-- Parts of the exercise --
1. Decide whether each statement agrees with the septo-optic dysplasia thread below. Answer yes or no, and quote the words of the thread that settle it.
(a) The poster has been trying for a second baby for two years.
(b) The poster's endocrinologist said the combined pill is required for HRT.
(c) The poster's oldest child is nine years old.
2. Using the septo-optic dysplasia thread below, answer each question briefly.
(a) What bone condition does the poster say they now have?
(b) Where is the endocrinologist going to refer the poster?
(c) For how long did the poster once try the pill?
3. Resume the septo-optic dysplasia thread below, starting with the reply from mazv that follows the last header.

-- Provided passage --
• • •
# PLEASE HELP: HRT, THE COMBI PILL AND FERTILITY. Septo optic dysplasia



## sweetchildofmine (Jan 23, 2011)

Hi There,
Im a new user here and would like some advice, knowledege about what im going through right now.If your a pharmacist please state if you are another member but have experience with this in part or full id still appreciate a reply. I was born with septo-optic dysplasia with the complications of underactive throid, growth hormone deficiency, estrogen deficiency and possible gonadatropin deficiency. I now also have osteopenia (through not having regular periods) and suspected carpal tunnel syndrome and as you imagine, my visions not great. However. i have been trying for my 2nd baby for 2 yrs. My oldest is 10 and i had a miscarriage 9 yrs ago. My endo Dr has said i have to go on the combined pill for hrt and that hes going to refer us to a fertility clinic. I have some questions. As i have so many deficiencies in hormones im worried this sudden jolt of hormones will send me crazy (i once tried this pill for a week and it sent me nutso...) how will i cope with this? Also does this pill make you gain weight? is there a chance i could concieve on this pill... if so, how. And if i will be getting periods (sounds daft but im kinda looking forward to having 'a cycle') should i be writing evertthing down, the day i start, stop etc and test for ovulation  etc etc. Key for me is to know if i am / will ovulate Hope you can help. Many Thanks for reading this xoxoxoxoxoxoxxooxxo


----------



## mazv (Jul 31, 2006)
• • •
-- Data listing --
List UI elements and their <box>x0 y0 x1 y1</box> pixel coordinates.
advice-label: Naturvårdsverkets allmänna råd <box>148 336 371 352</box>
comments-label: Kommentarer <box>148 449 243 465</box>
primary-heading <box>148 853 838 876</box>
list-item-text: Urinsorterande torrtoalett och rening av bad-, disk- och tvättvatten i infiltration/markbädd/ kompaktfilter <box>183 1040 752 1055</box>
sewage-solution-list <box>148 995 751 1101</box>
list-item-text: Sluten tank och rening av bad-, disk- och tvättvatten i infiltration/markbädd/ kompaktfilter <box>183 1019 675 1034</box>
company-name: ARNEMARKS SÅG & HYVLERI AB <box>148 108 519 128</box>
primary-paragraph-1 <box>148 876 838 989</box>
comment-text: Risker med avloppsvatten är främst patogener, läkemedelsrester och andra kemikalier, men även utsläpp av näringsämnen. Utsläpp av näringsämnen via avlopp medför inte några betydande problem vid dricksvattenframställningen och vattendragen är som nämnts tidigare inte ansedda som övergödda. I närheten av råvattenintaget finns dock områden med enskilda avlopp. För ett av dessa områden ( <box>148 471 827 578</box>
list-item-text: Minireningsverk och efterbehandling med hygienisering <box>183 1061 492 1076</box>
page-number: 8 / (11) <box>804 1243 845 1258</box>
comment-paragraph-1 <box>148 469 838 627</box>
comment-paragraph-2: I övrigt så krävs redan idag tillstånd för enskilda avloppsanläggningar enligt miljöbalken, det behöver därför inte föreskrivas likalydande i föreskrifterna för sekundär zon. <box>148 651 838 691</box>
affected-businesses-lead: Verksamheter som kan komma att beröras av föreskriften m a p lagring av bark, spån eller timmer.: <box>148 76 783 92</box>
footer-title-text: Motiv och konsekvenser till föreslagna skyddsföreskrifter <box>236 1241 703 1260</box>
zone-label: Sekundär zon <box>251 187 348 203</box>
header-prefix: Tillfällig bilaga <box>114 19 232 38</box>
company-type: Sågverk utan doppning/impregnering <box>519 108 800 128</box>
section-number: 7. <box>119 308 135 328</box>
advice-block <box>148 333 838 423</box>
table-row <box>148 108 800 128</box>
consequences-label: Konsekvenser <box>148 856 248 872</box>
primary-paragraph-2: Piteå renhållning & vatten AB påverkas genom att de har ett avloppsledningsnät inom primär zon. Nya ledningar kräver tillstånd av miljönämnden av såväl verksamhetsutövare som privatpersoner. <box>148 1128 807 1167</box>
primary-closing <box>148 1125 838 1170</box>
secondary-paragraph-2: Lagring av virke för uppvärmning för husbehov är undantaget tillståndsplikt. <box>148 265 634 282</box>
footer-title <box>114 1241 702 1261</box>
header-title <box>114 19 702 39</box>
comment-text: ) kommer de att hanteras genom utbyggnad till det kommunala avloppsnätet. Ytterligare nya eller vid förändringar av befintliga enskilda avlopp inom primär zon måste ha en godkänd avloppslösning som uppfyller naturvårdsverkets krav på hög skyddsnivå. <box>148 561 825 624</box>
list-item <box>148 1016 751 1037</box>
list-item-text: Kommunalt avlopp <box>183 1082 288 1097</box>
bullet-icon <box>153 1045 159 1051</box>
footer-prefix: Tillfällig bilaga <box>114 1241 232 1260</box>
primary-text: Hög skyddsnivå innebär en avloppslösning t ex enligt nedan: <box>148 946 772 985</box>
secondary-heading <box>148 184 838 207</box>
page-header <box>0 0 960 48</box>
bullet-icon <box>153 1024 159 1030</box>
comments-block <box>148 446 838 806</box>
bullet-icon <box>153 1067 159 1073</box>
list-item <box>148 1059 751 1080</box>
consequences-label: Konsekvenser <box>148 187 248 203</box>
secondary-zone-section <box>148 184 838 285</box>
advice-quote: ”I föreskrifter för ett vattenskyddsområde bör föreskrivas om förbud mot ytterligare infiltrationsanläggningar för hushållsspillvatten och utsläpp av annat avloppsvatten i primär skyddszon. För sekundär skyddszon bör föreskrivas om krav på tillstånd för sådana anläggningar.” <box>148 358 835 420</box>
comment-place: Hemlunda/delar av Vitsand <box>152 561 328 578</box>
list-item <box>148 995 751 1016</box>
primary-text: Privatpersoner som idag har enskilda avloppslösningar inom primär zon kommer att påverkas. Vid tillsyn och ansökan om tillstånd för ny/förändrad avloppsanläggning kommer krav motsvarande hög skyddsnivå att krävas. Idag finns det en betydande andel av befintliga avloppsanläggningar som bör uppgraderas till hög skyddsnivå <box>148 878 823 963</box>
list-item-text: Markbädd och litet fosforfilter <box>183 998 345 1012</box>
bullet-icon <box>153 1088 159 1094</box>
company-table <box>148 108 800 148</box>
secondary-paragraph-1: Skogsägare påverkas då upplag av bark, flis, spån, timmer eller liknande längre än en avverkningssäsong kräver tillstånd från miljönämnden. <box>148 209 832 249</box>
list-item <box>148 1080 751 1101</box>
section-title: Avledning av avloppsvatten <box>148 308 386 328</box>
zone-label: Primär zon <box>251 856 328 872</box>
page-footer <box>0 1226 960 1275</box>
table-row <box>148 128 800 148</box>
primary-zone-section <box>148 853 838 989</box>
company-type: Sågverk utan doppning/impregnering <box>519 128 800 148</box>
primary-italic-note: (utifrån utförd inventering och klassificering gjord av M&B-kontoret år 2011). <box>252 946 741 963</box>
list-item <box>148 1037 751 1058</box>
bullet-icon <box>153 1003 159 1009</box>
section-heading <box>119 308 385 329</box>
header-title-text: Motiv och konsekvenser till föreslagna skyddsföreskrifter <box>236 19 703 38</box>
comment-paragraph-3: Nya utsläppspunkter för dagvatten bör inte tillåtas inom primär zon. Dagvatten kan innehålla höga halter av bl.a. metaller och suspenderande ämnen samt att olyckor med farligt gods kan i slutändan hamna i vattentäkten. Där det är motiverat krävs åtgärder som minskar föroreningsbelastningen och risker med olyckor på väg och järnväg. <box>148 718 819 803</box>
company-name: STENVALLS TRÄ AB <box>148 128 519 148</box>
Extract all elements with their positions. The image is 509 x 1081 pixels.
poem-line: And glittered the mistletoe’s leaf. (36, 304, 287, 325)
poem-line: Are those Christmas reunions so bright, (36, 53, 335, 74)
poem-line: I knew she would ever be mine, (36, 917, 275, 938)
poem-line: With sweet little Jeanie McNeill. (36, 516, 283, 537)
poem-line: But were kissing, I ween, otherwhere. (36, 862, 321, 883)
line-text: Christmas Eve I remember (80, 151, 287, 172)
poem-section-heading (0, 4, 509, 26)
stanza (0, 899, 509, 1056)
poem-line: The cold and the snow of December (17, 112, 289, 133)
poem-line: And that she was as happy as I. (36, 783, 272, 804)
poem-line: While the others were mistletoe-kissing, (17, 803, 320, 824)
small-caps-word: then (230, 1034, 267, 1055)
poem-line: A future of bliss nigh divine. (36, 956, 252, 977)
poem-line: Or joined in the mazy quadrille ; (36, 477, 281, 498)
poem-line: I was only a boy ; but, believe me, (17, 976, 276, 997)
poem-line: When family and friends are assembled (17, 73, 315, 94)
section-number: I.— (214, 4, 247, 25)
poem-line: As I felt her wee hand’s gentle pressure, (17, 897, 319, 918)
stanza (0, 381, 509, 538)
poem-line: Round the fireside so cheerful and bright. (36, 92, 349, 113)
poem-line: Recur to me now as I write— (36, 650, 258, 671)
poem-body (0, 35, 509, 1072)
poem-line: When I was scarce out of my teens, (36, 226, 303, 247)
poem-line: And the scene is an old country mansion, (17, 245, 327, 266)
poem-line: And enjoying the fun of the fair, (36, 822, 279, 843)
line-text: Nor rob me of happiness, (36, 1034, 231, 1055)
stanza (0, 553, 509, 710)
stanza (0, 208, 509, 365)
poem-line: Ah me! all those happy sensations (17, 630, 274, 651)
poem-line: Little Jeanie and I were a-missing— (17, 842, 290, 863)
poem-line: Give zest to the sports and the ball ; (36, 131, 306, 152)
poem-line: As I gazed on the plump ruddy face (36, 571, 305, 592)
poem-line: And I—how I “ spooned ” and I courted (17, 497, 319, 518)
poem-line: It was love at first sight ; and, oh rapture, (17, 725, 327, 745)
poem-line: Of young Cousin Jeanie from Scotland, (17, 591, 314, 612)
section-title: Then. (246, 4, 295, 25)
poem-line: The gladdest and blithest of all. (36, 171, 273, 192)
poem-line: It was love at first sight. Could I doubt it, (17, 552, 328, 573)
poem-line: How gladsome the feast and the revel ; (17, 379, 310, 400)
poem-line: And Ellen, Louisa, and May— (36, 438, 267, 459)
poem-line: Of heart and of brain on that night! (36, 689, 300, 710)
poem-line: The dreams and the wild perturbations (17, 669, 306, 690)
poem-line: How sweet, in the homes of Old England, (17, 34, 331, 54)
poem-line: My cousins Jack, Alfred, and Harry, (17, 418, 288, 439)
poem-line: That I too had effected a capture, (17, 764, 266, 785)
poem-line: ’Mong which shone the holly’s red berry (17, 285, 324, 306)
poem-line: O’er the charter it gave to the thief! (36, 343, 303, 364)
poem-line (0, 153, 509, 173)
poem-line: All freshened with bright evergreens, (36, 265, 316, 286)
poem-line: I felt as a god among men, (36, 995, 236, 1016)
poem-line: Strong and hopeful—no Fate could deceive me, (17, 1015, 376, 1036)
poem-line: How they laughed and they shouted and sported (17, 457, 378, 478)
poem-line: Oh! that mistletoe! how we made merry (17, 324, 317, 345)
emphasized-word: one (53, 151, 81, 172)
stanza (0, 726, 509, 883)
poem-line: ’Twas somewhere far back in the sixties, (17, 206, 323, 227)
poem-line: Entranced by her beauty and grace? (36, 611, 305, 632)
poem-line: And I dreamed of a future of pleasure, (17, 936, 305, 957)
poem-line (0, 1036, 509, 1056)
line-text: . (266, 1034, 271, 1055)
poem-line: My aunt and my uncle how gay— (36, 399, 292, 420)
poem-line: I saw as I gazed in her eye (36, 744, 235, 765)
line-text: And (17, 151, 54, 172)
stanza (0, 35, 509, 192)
• • •
-- Written responses --
1.
(a) Yes: "i have been trying for my 2nd baby for 2 yrs."
(b) Yes: "My endo Dr has said i have to go on the combined pill for hrt"
(c) No: "My oldest is 10 and i had a miscarriage 9 yrs ago."

2.
(a) Osteopenia
(b) A fertility clinic
(c) A week

3.
Hi sweetchildofmine,

Welcome to FF  Have you had a look around the site yet? It's full of info and support for people who are trying to conceive. The intros board is a great place to start and introduce yourself. http://www.fertilityfriends.co.uk/forum/index.php?board=10.0

Sorry I'm not familiar with your particular medical condition (endocrinology is not my specialist area; I work in Mental Health) The best placed person to advise you would be your medical consultant as they know your full history. In relation to the HRT then it can have quite an effect on emotion and mood and there would be a risk if you have reacted in this way before that it could happen again. Another side effect is weight gain (sometimes due to fluid retention) this can be controlled though by monitoring. It should regulate your cycle but I'm not sure that this would necessarily improve chances of conception  as that will depend on numerous other factors. Your doctor again is best placed to advise about monitoring etc.. but I don't think it would be an issue for you to try and track your cycle and use OPK if you wanted to.

Best wishes
Maz x


----------



## sweetchildofmine (Jan 23, 2011)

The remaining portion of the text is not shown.